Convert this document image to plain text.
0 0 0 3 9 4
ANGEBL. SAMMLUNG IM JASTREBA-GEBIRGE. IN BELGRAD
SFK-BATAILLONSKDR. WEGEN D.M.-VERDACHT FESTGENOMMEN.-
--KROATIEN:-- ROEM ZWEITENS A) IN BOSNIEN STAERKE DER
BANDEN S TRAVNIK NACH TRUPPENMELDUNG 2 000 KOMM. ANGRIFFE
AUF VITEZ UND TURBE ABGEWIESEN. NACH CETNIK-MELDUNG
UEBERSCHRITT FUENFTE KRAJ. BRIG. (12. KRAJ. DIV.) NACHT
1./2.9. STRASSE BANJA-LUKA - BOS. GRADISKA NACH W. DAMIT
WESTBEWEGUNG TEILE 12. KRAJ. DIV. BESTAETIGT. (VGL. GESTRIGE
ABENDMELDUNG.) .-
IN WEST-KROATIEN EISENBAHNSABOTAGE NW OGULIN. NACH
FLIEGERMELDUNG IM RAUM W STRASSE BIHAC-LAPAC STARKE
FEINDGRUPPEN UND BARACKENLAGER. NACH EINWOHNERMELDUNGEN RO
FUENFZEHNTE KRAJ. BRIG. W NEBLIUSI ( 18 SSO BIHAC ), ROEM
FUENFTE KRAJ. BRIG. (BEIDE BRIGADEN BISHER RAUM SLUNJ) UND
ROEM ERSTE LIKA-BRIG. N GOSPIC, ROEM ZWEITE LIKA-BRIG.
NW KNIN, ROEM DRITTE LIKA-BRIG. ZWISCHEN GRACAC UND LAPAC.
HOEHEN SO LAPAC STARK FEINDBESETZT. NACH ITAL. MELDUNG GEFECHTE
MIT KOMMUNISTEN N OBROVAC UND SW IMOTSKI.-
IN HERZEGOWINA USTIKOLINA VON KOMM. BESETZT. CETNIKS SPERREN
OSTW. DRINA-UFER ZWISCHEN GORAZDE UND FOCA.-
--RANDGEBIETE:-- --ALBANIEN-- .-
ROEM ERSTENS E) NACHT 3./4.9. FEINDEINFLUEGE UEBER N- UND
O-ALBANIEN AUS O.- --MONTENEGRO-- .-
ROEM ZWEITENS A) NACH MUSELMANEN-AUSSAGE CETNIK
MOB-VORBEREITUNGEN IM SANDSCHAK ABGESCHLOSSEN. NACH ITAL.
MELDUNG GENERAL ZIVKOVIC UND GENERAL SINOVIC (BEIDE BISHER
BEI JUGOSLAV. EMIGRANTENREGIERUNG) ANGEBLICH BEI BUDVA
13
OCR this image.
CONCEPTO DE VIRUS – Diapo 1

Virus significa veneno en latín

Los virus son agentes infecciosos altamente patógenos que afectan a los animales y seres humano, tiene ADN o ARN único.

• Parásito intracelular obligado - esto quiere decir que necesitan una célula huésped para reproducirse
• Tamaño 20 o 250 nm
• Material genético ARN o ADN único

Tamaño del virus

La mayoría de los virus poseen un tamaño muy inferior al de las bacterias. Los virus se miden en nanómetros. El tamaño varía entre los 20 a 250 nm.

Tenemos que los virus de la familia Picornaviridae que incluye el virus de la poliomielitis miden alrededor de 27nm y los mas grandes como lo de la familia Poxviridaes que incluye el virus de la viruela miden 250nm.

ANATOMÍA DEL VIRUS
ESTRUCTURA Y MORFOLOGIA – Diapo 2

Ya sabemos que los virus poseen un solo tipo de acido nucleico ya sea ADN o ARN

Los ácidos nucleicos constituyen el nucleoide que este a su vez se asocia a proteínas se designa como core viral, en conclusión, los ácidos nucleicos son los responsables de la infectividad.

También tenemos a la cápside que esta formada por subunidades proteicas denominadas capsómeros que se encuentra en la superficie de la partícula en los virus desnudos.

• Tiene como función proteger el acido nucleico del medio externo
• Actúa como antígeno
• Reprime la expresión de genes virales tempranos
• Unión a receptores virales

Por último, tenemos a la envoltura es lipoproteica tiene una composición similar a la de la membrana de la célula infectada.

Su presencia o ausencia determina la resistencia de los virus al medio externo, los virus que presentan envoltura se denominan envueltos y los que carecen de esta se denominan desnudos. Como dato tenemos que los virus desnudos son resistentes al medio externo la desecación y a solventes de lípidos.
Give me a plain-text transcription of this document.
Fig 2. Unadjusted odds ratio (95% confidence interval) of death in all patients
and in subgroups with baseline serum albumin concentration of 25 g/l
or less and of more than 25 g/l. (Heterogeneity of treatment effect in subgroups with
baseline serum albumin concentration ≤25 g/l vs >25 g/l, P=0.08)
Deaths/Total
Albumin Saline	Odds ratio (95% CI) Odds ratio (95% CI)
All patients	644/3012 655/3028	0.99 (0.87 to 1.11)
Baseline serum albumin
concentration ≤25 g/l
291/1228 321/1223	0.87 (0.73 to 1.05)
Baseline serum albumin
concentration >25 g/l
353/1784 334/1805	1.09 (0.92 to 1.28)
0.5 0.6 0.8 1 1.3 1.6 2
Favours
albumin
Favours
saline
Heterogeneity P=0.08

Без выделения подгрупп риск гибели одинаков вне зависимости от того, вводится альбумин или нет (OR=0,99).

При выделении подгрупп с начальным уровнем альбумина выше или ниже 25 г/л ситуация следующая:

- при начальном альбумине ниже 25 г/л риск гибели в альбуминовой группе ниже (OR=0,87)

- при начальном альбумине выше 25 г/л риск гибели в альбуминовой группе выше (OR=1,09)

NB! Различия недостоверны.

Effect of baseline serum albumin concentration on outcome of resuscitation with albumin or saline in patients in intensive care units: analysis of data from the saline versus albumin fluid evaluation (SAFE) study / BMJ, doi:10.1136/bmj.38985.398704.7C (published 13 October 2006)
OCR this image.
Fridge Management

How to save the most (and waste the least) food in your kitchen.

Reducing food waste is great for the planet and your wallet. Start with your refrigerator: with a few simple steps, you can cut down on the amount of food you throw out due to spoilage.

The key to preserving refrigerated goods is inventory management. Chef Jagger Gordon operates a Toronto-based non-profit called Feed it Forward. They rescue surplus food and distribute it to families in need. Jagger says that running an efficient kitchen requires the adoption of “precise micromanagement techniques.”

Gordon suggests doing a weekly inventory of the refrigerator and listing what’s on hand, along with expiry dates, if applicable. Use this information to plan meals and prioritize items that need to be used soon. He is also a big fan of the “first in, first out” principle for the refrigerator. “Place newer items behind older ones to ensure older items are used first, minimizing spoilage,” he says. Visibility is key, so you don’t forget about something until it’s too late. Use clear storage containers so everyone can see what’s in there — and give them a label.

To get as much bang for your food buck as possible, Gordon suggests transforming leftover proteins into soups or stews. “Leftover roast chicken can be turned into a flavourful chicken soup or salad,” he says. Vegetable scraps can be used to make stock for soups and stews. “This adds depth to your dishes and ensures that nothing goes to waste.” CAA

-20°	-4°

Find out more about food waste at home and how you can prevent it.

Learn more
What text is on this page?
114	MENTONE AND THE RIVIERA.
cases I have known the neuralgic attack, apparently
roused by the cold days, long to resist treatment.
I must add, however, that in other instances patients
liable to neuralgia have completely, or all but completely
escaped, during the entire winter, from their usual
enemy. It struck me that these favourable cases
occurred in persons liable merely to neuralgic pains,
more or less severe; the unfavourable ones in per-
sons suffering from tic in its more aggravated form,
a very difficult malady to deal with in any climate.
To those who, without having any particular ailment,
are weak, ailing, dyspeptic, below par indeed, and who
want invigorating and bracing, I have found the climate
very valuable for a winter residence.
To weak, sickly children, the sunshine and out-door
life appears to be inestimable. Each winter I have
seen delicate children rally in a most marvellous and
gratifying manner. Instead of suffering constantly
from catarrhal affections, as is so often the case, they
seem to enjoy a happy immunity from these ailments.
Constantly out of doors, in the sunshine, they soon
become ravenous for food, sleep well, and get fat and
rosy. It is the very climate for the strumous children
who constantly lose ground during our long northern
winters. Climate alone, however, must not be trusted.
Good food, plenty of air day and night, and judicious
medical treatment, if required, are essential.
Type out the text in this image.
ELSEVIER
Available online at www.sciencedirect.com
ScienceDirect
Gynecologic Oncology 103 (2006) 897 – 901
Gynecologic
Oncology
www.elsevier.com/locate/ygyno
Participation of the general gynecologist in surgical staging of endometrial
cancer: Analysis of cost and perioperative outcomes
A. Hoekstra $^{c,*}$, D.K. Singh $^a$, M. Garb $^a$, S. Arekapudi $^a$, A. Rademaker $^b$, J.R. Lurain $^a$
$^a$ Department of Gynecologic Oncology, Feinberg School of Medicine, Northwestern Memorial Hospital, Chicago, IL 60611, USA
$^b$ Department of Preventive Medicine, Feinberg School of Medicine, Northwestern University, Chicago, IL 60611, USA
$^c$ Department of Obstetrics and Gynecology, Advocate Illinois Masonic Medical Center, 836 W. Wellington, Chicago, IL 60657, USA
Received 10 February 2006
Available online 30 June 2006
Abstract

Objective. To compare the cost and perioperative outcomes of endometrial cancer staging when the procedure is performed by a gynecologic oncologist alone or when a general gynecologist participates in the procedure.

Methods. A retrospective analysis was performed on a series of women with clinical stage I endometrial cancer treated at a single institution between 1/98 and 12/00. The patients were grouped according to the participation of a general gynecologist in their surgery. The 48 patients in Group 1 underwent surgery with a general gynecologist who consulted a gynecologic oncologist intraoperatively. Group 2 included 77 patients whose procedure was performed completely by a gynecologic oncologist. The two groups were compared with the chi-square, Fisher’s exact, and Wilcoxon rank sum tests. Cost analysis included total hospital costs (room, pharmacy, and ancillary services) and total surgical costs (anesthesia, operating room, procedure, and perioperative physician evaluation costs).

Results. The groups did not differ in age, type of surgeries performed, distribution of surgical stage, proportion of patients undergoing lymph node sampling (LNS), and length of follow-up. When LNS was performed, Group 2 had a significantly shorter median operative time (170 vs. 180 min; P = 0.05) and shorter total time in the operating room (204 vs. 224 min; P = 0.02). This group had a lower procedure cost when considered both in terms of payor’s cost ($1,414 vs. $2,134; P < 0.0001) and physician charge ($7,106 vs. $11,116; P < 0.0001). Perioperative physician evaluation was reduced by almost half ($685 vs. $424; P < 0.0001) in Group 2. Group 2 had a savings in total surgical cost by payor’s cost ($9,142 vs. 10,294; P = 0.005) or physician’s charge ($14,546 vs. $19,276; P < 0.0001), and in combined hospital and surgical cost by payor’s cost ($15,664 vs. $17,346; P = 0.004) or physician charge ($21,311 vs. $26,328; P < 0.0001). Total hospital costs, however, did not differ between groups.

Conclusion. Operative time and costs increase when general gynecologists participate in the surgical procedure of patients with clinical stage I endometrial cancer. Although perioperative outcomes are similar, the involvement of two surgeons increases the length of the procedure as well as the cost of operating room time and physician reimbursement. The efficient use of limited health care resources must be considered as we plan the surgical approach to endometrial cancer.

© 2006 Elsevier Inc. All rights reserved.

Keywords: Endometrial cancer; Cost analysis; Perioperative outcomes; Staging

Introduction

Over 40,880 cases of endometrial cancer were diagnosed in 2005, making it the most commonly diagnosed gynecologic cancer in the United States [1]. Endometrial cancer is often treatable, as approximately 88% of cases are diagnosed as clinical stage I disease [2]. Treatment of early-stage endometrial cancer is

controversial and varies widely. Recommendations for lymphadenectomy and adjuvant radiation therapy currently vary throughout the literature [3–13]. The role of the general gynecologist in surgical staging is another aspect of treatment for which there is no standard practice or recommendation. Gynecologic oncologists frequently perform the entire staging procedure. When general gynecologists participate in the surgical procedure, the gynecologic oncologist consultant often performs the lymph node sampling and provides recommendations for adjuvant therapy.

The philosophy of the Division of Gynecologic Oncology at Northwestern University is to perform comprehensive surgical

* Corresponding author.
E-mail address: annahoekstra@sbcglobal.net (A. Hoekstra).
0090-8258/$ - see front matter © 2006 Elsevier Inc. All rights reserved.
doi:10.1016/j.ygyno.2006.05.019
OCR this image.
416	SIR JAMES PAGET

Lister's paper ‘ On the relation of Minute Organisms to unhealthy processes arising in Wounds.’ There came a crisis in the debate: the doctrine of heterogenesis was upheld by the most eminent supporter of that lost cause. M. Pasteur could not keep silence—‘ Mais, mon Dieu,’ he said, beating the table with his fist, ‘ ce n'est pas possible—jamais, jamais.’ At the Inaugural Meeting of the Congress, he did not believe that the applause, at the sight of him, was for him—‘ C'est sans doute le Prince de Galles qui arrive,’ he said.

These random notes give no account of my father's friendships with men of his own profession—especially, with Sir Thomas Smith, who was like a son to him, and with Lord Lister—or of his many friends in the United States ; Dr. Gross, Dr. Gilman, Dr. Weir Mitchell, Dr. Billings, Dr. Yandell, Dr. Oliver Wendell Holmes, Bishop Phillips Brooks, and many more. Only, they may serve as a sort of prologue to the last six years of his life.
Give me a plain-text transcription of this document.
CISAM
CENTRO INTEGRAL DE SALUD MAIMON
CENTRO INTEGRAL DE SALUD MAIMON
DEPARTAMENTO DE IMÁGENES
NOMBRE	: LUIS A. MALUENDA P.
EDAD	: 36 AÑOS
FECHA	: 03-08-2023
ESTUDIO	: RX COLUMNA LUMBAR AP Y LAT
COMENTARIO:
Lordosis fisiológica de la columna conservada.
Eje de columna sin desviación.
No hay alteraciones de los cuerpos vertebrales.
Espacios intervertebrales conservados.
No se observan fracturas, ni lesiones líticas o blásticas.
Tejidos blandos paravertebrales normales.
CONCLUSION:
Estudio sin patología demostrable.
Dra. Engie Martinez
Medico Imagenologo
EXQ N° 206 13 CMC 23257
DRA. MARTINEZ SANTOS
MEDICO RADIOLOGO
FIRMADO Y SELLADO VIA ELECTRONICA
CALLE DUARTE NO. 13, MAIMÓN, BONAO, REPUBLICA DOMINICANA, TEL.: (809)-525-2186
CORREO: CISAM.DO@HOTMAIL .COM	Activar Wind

· · · ·

# Exercise prompt
Search term "liable": return each line of the data that contains it.

# Answer to this task
liable to neuralgia have completely, or all but completely
occurred in persons liable merely to neuralgic pains,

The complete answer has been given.